= The problem =
Reproduce the records below exactly as they appear, omitting any pictures they contain.

Chart and figure data:
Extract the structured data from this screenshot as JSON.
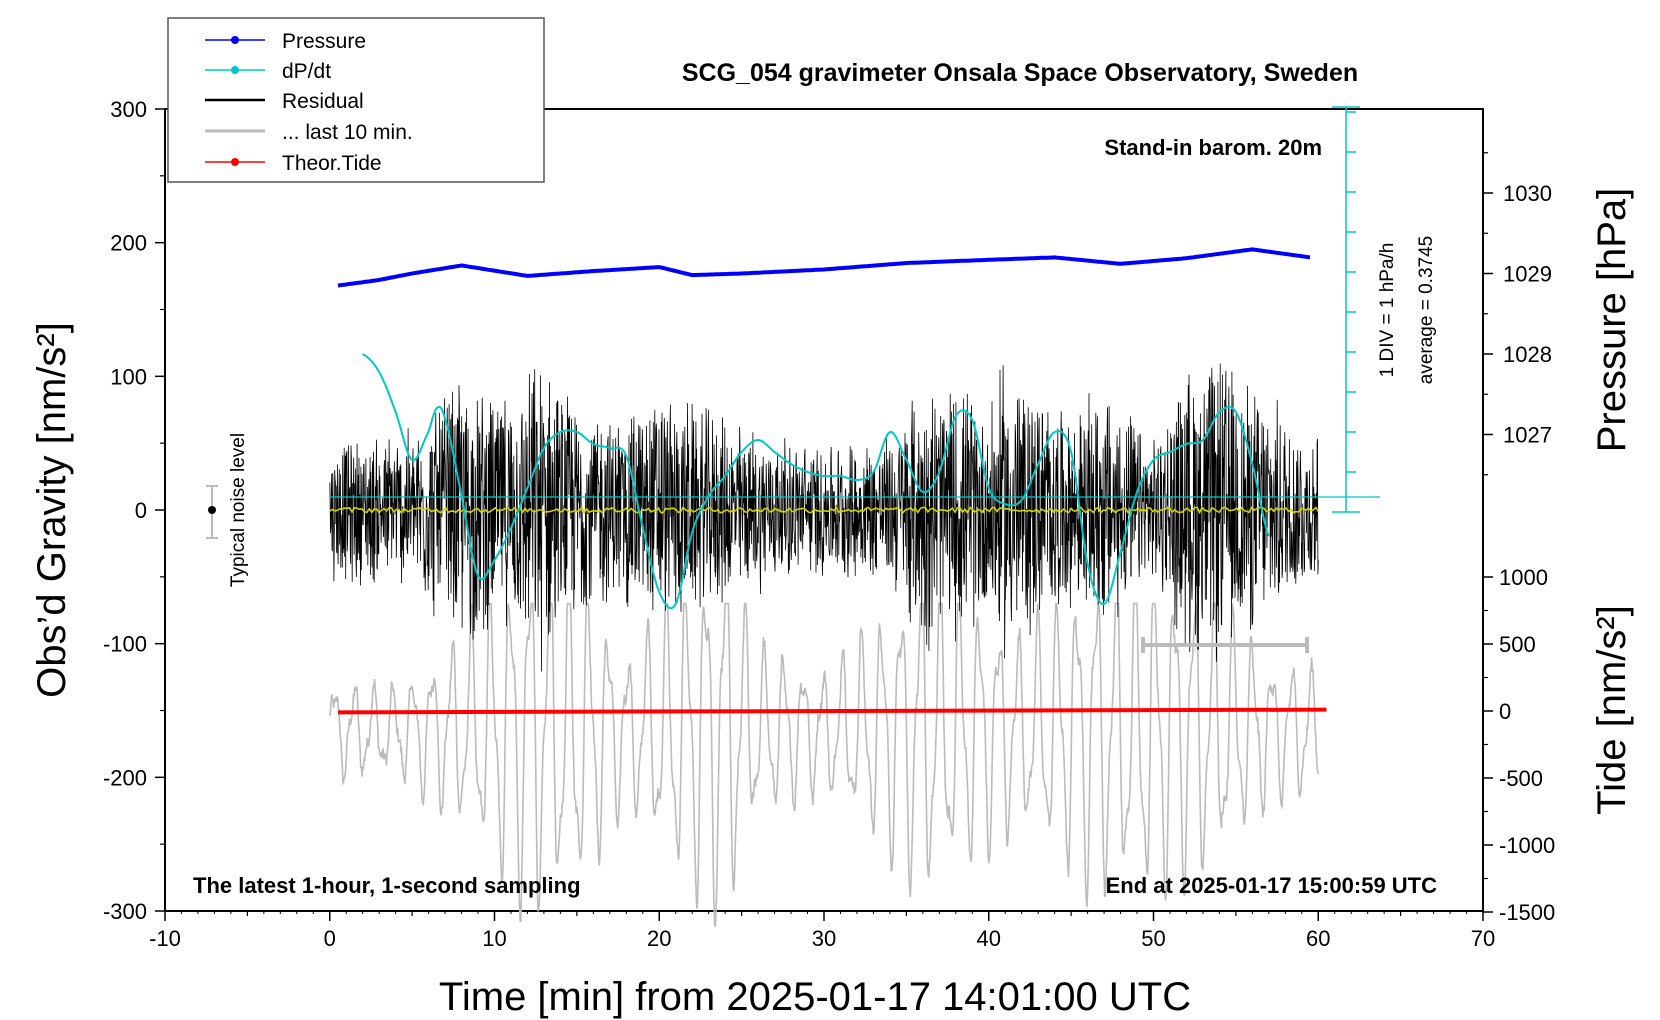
{
  "chart_data": {
    "type": "line",
    "title": "SCG_054 gravimeter Onsala Space Observatory, Sweden",
    "xlabel": "Time [min] from 2025-01-17 14:01:00 UTC",
    "ylabel_left": "Obs’d Gravity [nm/s²]",
    "ylabel_right_top": "Pressure [hPa]",
    "ylabel_right_bottom": "Tide [nm/s²]",
    "xlim": [
      -10,
      70
    ],
    "ylim_left": [
      -300,
      300
    ],
    "x_ticks": [
      "-10",
      "0",
      "10",
      "20",
      "30",
      "40",
      "50",
      "60",
      "70"
    ],
    "y_left_ticks": [
      "300",
      "200",
      "100",
      "0",
      "-100",
      "-200",
      "-300"
    ],
    "pressure_ticks": [
      "1030",
      "1029",
      "1028",
      "1027"
    ],
    "tide_ticks": [
      "1000",
      "500",
      "0",
      "-500",
      "-1000",
      "-1500"
    ],
    "legend": [
      {
        "label": "Pressure",
        "color": "#0000ff"
      },
      {
        "label": "dP/dt",
        "color": "#00c8c8"
      },
      {
        "label": "Residual",
        "color": "#000000"
      },
      {
        "label": "... last 10 min.",
        "color": "#bbbbbb"
      },
      {
        "label": "Theor.Tide",
        "color": "#ff0000"
      }
    ],
    "annotations": {
      "barometer": "Stand-in barom. 20m",
      "scale": "1 DIV = 1 hPa/h",
      "average": "average = 0.3745",
      "noise": "Typical noise level",
      "bottom_left": "The latest 1-hour, 1-second sampling",
      "bottom_right": "End at 2025-01-17 15:00:59 UTC"
    },
    "series": [
      {
        "name": "Pressure",
        "unit": "hPa",
        "x": [
          0.5,
          3,
          5,
          8,
          12,
          16,
          20,
          22,
          25,
          30,
          35,
          40,
          44,
          48,
          52,
          56,
          59.5
        ],
        "values": [
          1028.85,
          1028.92,
          1029.0,
          1029.1,
          1028.97,
          1029.03,
          1029.08,
          1028.98,
          1029.0,
          1029.05,
          1029.13,
          1029.17,
          1029.2,
          1029.12,
          1029.19,
          1029.3,
          1029.2
        ]
      },
      {
        "name": "dP/dt",
        "unit": "hPa/h",
        "reference_level": 0.3745,
        "x": [
          2.0,
          3.0,
          4.0,
          5.0,
          6.0,
          6.5,
          7.0,
          8.0,
          9.0,
          10.0,
          11.0,
          12.0,
          13.0,
          14.0,
          15.0,
          16.0,
          17.0,
          18.0,
          19.0,
          20.0,
          21.0,
          22.0,
          23.0,
          24.0,
          25.0,
          26.0,
          27.0,
          28.0,
          29.0,
          30.0,
          31.0,
          32.0,
          33.0,
          34.0,
          35.0,
          36.0,
          37.0,
          38.0,
          39.0,
          40.0,
          41.0,
          42.0,
          43.0,
          44.0,
          45.0,
          46.0,
          47.0,
          48.0,
          49.0,
          50.0,
          51.0,
          52.0,
          53.0,
          54.0,
          55.0,
          56.0,
          57.0
        ],
        "values": [
          3.95,
          3.5,
          2.5,
          1.3,
          2.0,
          2.6,
          2.3,
          0.4,
          -1.6,
          -1.2,
          -0.4,
          0.6,
          1.6,
          2.0,
          2.0,
          1.7,
          1.6,
          1.4,
          -0.4,
          -2.0,
          -2.3,
          -0.5,
          0.4,
          0.9,
          1.5,
          1.8,
          1.5,
          1.2,
          1.0,
          0.9,
          0.9,
          0.8,
          1.0,
          2.0,
          1.3,
          0.5,
          1.0,
          2.4,
          2.3,
          0.6,
          0.2,
          0.3,
          1.2,
          2.0,
          1.5,
          -1.3,
          -2.3,
          -1.0,
          0.5,
          1.3,
          1.5,
          1.7,
          1.8,
          2.5,
          2.5,
          1.2,
          -0.6
        ]
      },
      {
        "name": "Residual",
        "unit": "nm/s²",
        "x_range": [
          0,
          60
        ],
        "mean": 0,
        "envelope_amplitude": [
          50,
          150
        ]
      },
      {
        "name": "... last 10 min.",
        "unit": "nm/s²",
        "x_range": [
          0,
          60
        ],
        "envelope_amplitude": [
          40,
          150
        ]
      },
      {
        "name": "Theor.Tide",
        "unit": "nm/s²",
        "x": [
          0.5,
          60.5
        ],
        "values": [
          -10,
          10
        ]
      }
    ]
  }
}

= Response below =
Extract the structured data from this screenshot as JSON.
{
  "chart_data": {
    "type": "line",
    "title": "SCG_054 gravimeter Onsala Space Observatory, Sweden",
    "xlabel": "Time [min] from 2025-01-17 14:01:00 UTC",
    "ylabel_left": "Obs’d Gravity [nm/s²]",
    "ylabel_right_top": "Pressure [hPa]",
    "ylabel_right_bottom": "Tide [nm/s²]",
    "xlim": [
      -10,
      70
    ],
    "ylim_left": [
      -300,
      300
    ],
    "x_ticks": [
      "-10",
      "0",
      "10",
      "20",
      "30",
      "40",
      "50",
      "60",
      "70"
    ],
    "y_left_ticks": [
      "300",
      "200",
      "100",
      "0",
      "-100",
      "-200",
      "-300"
    ],
    "pressure_ticks": [
      "1030",
      "1029",
      "1028",
      "1027"
    ],
    "tide_ticks": [
      "1000",
      "500",
      "0",
      "-500",
      "-1000",
      "-1500"
    ],
    "legend": [
      {
        "label": "Pressure",
        "color": "#0000ff"
      },
      {
        "label": "dP/dt",
        "color": "#00c8c8"
      },
      {
        "label": "Residual",
        "color": "#000000"
      },
      {
        "label": "... last 10 min.",
        "color": "#bbbbbb"
      },
      {
        "label": "Theor.Tide",
        "color": "#ff0000"
      }
    ],
    "annotations": {
      "barometer": "Stand-in barom. 20m",
      "scale": "1 DIV = 1 hPa/h",
      "average": "average = 0.3745",
      "noise": "Typical noise level",
      "bottom_left": "The latest 1-hour, 1-second sampling",
      "bottom_right": "End at 2025-01-17 15:00:59 UTC"
    },
    "series": [
      {
        "name": "Pressure",
        "unit": "hPa",
        "x": [
          0.5,
          3,
          5,
          8,
          12,
          16,
          20,
          22,
          25,
          30,
          35,
          40,
          44,
          48,
          52,
          56,
          59.5
        ],
        "values": [
          1028.85,
          1028.92,
          1029.0,
          1029.1,
          1028.97,
          1029.03,
          1029.08,
          1028.98,
          1029.0,
          1029.05,
          1029.13,
          1029.17,
          1029.2,
          1029.12,
          1029.19,
          1029.3,
          1029.2
        ]
      },
      {
        "name": "dP/dt",
        "unit": "hPa/h",
        "reference_level": 0.3745,
        "x": [
          2.0,
          3.0,
          4.0,
          5.0,
          6.0,
          6.5,
          7.0,
          8.0,
          9.0,
          10.0,
          11.0,
          12.0,
          13.0,
          14.0,
          15.0,
          16.0,
          17.0,
          18.0,
          19.0,
          20.0,
          21.0,
          22.0,
          23.0,
          24.0,
          25.0,
          26.0,
          27.0,
          28.0,
          29.0,
          30.0,
          31.0,
          32.0,
          33.0,
          34.0,
          35.0,
          36.0,
          37.0,
          38.0,
          39.0,
          40.0,
          41.0,
          42.0,
          43.0,
          44.0,
          45.0,
          46.0,
          47.0,
          48.0,
          49.0,
          50.0,
          51.0,
          52.0,
          53.0,
          54.0,
          55.0,
          56.0,
          57.0
        ],
        "values": [
          3.95,
          3.5,
          2.5,
          1.3,
          2.0,
          2.6,
          2.3,
          0.4,
          -1.6,
          -1.2,
          -0.4,
          0.6,
          1.6,
          2.0,
          2.0,
          1.7,
          1.6,
          1.4,
          -0.4,
          -2.0,
          -2.3,
          -0.5,
          0.4,
          0.9,
          1.5,
          1.8,
          1.5,
          1.2,
          1.0,
          0.9,
          0.9,
          0.8,
          1.0,
          2.0,
          1.3,
          0.5,
          1.0,
          2.4,
          2.3,
          0.6,
          0.2,
          0.3,
          1.2,
          2.0,
          1.5,
          -1.3,
          -2.3,
          -1.0,
          0.5,
          1.3,
          1.5,
          1.7,
          1.8,
          2.5,
          2.5,
          1.2,
          -0.6
        ]
      },
      {
        "name": "Residual",
        "unit": "nm/s²",
        "x_range": [
          0,
          60
        ],
        "mean": 0,
        "envelope_amplitude": [
          50,
          150
        ]
      },
      {
        "name": "... last 10 min.",
        "unit": "nm/s²",
        "x_range": [
          0,
          60
        ],
        "envelope_amplitude": [
          40,
          150
        ]
      },
      {
        "name": "Theor.Tide",
        "unit": "nm/s²",
        "x": [
          0.5,
          60.5
        ],
        "values": [
          -10,
          10
        ]
      }
    ]
  }
}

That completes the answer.